● **Work required**: Collect every line in the records below that contains the word "مشترک".

----------

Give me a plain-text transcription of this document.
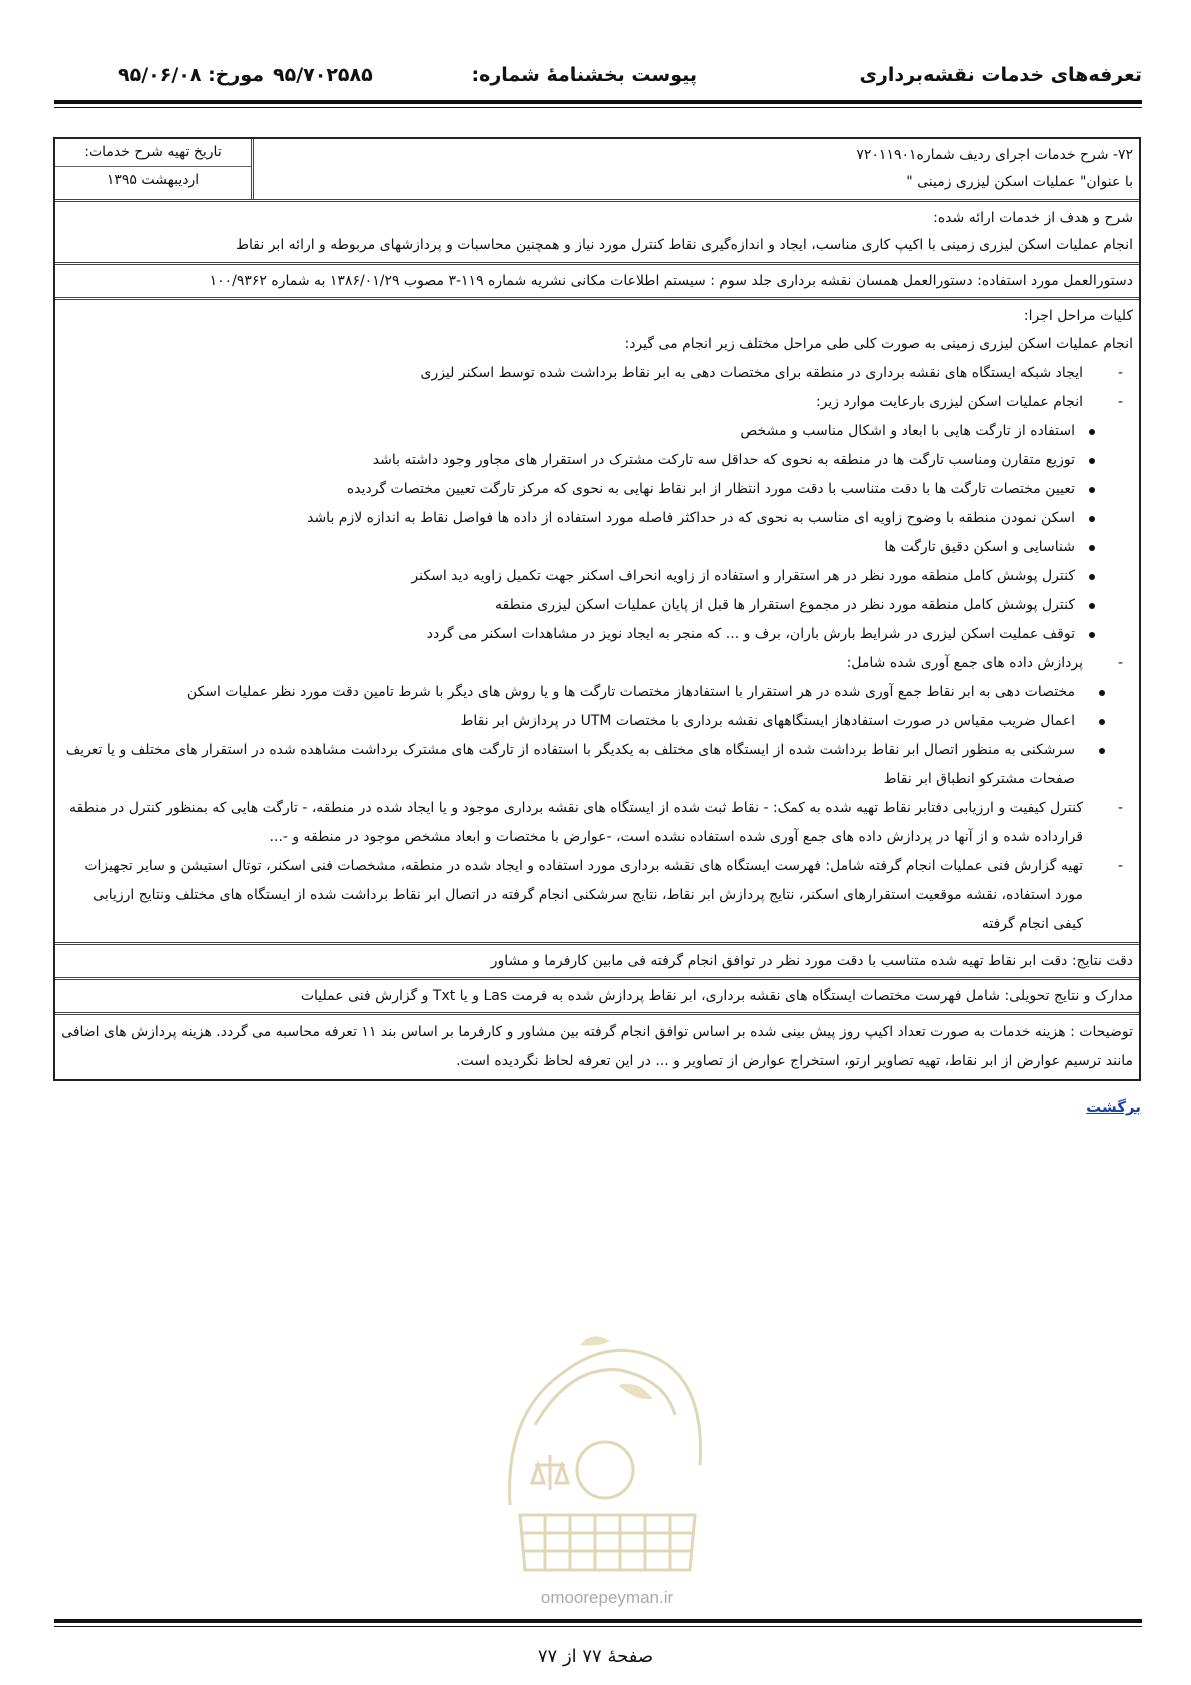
تعرفه‌های خدمات نقشه‌برداری
پیوست بخشنامۀ شماره:
۹۵/۷۰۲۵۸۵
مورخ: ۹۵/۰۶/۰۸
۷۲- شرح خدمات اجرای ردیف شماره۷۲۰۱۱۹۰۱
با عنوان" عملیات اسکن لیزری زمینی "
تاریخ تهیه شرح خدمات:
اردیبهشت ۱۳۹۵
شرح و هدف از خدمات ارائه شده:
انجام عملیات اسکن لیزری زمینی با اکیپ کاری مناسب، ایجاد و اندازه‌گیری نقاط کنترل مورد نیاز و همچنین محاسبات و پردازشهای مربوطه و ارائه ابر نقاط
دستورالعمل مورد استفاده: دستورالعمل همسان نقشه برداری جلد سوم : سیستم اطلاعات مکانی نشریه شماره ۱۱۹-۳ مصوب ۱۳۸۶/۰۱/۲۹ به شماره ۱۰۰/۹۳۶۲
کلیات مراحل اجرا:
انجام عملیات اسکن لیزری زمینی به صورت کلی طی مراحل مختلف زیر انجام می گیرد:
-
ایجاد شبکه ایستگاه های نقشه برداری در منطقه برای مختصات دهی به ابر نقاط برداشت شده توسط اسکنر لیزری
-
انجام عملیات اسکن لیزری بارعایت موارد زیر:
استفاده از تارگت هایی با ابعاد و اشکال مناسب و مشخص
توزیع متقارن ومناسب تارگت ها در منطقه به نحوی که حداقل سه تارکت مشترک در استقرار های مجاور وجود داشته باشد
تعیین مختصات تارگت ها با دقت متناسب با دقت مورد انتظار از ابر نقاط نهایی به نحوی که مرکز تارگت تعیین مختصات گردیده
اسکن نمودن منطقه با وضوح زاویه ای مناسب به نحوی که در حداکثر فاصله مورد استفاده از داده ها فواصل نقاط به اندازه لازم باشد
شناسایی و اسکن دقیق تارگت ها
کنترل پوشش کامل منطقه مورد نظر در هر استقرار و استفاده از زاویه انحراف اسکنر جهت تکمیل زاویه دید اسکنر
کنترل پوشش کامل منطقه مورد نظر در مجموع استقرار ها قبل از پایان عملیات اسکن لیزری منطقه
توقف عملیت اسکن لیزری در شرایط بارش باران، برف و ... که منجر به ایجاد نویز در مشاهدات اسکنر می گردد
-
پردازش داده های جمع آوری شده شامل:
مختصات دهی به ابر نقاط جمع آوری شده در هر استقرار با استفادهاز مختصات تارگت ها و یا روش های دیگر با شرط تامین دقت مورد نظر عملیات اسکن
اعمال ضریب مقیاس در صورت استفادهاز ایستگاههای نقشه برداری با مختصات UTM در پردازش ابر نقاط
سرشکنی به منظور اتصال ابر نقاط برداشت شده از ایستگاه های مختلف به یکدیگر با استفاده از تارگت های مشترک برداشت مشاهده شده در استقرار های مختلف و یا تعریف صفحات مشترکو انطباق ابر نقاط
-
کنترل کیفیت و ارزیابی دفتابر نقاط تهیه شده به کمک: - نقاط ثبت شده از ایستگاه های نقشه برداری موجود و یا ایجاد شده در منطقه، - تارگت هایی که بمنظور کنترل در منطقه قرارداده شده و از آنها در پردازش داده های جمع آوری شده استفاده نشده است، -عوارض با مختصات و ابعاد مشخص موجود در منطقه و -...
-
تهیه گزارش فنی عملیات انجام گرفته شامل: فهرست ایستگاه های نقشه برداری مورد استفاده و ایجاد شده در منطقه، مشخصات فنی اسکنر، توتال استیشن و سایر تجهیزات مورد استفاده، نقشه موقعیت استقرارهای اسکنر، نتایج پردازش ابر نقاط، نتایج سرشکنی انجام گرفته در اتصال ابر نقاط برداشت شده از ایستگاه های مختلف ونتایج ارزیابی کیفی انجام گرفته
دقت نتایج: دقت ابر نقاط تهیه شده متناسب با دقت مورد نظر در توافق انجام گرفته فی مابین کارفرما و مشاور
مدارک و نتایج تحویلی: شامل فهرست مختصات ایستگاه های نقشه برداری، ابر نقاط پردازش شده به فرمت Las و یا Txt و گزارش فنی عملیات
توضیحات : هزینه خدمات به صورت تعداد اکیپ روز پیش بینی شده بر اساس توافق انجام گرفته بین مشاور و کارفرما بر اساس بند ۱۱ تعرفه محاسبه می گردد. هزینه پردازش های اضافی مانند ترسیم عوارض از ابر نقاط، تهیه تصاویر ارتو، استخراج عوارض از تصاویر و ... در این تعرفه لحاظ نگردیده است.
برگشت
omoorepeyman.ir
صفحۀ ۷۷ از ۷۷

----------

● **Written solution**:
توزیع متقارن ومناسب تارگت ها در منطقه به نحوی که حداقل سه تارکت مشترک در استقرار های مجاور وجود داشته باشد
سرشکنی به منظور اتصال ابر نقاط برداشت شده از ایستگاه های مختلف به یکدیگر با استفاده از تارگت های مشترک برداشت مشاهده شده در استقرار های مختلف و یا تعریف صفحات مشترکو انطباق ابر نقاط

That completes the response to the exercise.